- _STATED TASK_
Copy each line of the listing below exactly.

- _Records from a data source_
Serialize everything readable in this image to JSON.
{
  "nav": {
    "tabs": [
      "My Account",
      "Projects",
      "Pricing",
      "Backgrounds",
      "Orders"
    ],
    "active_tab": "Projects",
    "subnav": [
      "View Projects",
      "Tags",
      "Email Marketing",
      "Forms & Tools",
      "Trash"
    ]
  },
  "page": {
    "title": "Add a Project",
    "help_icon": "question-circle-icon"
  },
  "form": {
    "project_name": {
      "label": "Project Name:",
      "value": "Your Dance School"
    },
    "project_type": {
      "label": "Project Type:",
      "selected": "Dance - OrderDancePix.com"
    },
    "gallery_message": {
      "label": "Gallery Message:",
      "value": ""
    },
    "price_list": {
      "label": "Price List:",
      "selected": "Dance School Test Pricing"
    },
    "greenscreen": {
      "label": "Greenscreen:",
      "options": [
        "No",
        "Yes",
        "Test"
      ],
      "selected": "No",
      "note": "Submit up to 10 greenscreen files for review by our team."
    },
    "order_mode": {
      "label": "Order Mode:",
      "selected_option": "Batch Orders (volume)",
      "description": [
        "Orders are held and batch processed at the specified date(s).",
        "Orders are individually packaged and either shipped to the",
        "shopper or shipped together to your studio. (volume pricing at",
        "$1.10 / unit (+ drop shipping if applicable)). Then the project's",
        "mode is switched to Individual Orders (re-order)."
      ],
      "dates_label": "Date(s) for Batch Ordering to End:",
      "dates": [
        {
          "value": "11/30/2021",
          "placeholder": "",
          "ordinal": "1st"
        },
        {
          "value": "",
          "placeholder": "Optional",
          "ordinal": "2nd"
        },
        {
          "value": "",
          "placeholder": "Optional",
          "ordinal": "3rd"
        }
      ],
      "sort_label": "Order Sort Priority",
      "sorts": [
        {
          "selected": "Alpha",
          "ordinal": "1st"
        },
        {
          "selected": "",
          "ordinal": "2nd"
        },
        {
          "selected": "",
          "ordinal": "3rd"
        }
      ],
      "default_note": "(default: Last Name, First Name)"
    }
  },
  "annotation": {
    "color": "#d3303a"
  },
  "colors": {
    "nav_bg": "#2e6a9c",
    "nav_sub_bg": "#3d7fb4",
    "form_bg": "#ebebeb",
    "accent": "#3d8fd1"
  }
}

- _EXPECTED ANSWER_
Serialize everything readable in this image to JSON.
{
  "nav": {
    "tabs": [
      "My Account",
      "Projects",
      "Pricing",
      "Backgrounds",
      "Orders"
    ],
    "active_tab": "Projects",
    "subnav": [
      "View Projects",
      "Tags",
      "Email Marketing",
      "Forms & Tools",
      "Trash"
    ]
  },
  "page": {
    "title": "Add a Project",
    "help_icon": "question-circle-icon"
  },
  "form": {
    "project_name": {
      "label": "Project Name:",
      "value": "Your Dance School"
    },
    "project_type": {
      "label": "Project Type:",
      "selected": "Dance - OrderDancePix.com"
    },
    "gallery_message": {
      "label": "Gallery Message:",
      "value": ""
    },
    "price_list": {
      "label": "Price List:",
      "selected": "Dance School Test Pricing"
    },
    "greenscreen": {
      "label": "Greenscreen:",
      "options": [
        "No",
        "Yes",
        "Test"
      ],
      "selected": "No",
      "note": "Submit up to 10 greenscreen files for review by our team."
    },
    "order_mode": {
      "label": "Order Mode:",
      "selected_option": "Batch Orders (volume)",
      "description": [
        "Orders are held and batch processed at the specified date(s).",
        "Orders are individually packaged and either shipped to the",
        "shopper or shipped together to your studio. (volume pricing at",
        "$1.10 / unit (+ drop shipping if applicable)). Then the project's",
        "mode is switched to Individual Orders (re-order)."
      ],
      "dates_label": "Date(s) for Batch Ordering to End:",
      "dates": [
        {
          "value": "11/30/2021",
          "placeholder": "",
          "ordinal": "1st"
        },
        {
          "value": "",
          "placeholder": "Optional",
          "ordinal": "2nd"
        },
        {
          "value": "",
          "placeholder": "Optional",
          "ordinal": "3rd"
        }
      ],
      "sort_label": "Order Sort Priority",
      "sorts": [
        {
          "selected": "Alpha",
          "ordinal": "1st"
        },
        {
          "selected": "",
          "ordinal": "2nd"
        },
        {
          "selected": "",
          "ordinal": "3rd"
        }
      ],
      "default_note": "(default: Last Name, First Name)"
    }
  },
  "annotation": {
    "color": "#d3303a"
  },
  "colors": {
    "nav_bg": "#2e6a9c",
    "nav_sub_bg": "#3d7fb4",
    "form_bg": "#ebebeb",
    "accent": "#3d8fd1"
  }
}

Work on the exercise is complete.